== Data supplied

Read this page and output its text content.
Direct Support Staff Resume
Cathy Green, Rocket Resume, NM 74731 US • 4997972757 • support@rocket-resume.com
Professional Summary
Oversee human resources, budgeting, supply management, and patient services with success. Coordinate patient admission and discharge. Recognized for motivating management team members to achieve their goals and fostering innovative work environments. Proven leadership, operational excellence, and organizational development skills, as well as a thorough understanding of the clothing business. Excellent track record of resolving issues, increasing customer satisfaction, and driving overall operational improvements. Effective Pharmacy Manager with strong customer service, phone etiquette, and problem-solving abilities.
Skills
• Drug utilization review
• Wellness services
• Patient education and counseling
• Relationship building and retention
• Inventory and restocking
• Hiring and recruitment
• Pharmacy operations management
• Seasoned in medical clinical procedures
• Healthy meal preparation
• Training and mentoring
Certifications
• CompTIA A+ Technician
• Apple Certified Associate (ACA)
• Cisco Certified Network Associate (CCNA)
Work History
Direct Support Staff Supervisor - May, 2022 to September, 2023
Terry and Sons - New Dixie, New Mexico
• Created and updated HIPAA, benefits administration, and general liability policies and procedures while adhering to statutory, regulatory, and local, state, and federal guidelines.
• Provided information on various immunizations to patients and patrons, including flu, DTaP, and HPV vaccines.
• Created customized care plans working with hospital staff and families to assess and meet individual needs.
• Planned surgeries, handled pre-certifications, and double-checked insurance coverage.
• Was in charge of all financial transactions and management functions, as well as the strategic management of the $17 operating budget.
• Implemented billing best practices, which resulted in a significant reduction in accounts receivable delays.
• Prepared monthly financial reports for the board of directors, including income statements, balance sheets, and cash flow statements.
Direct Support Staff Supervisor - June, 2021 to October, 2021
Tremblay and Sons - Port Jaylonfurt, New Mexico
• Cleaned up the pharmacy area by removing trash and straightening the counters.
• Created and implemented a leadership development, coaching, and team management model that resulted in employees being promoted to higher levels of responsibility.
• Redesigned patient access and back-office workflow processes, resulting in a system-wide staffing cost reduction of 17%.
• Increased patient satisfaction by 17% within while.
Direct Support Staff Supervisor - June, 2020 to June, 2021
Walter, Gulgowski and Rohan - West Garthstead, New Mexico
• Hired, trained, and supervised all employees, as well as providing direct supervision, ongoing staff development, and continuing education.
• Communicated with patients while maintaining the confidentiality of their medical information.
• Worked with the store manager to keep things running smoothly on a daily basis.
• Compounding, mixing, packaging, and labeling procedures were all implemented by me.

====

> Task goal
Name the number of lines in the listing that contain the word "patients", and only that number.

> Reply
2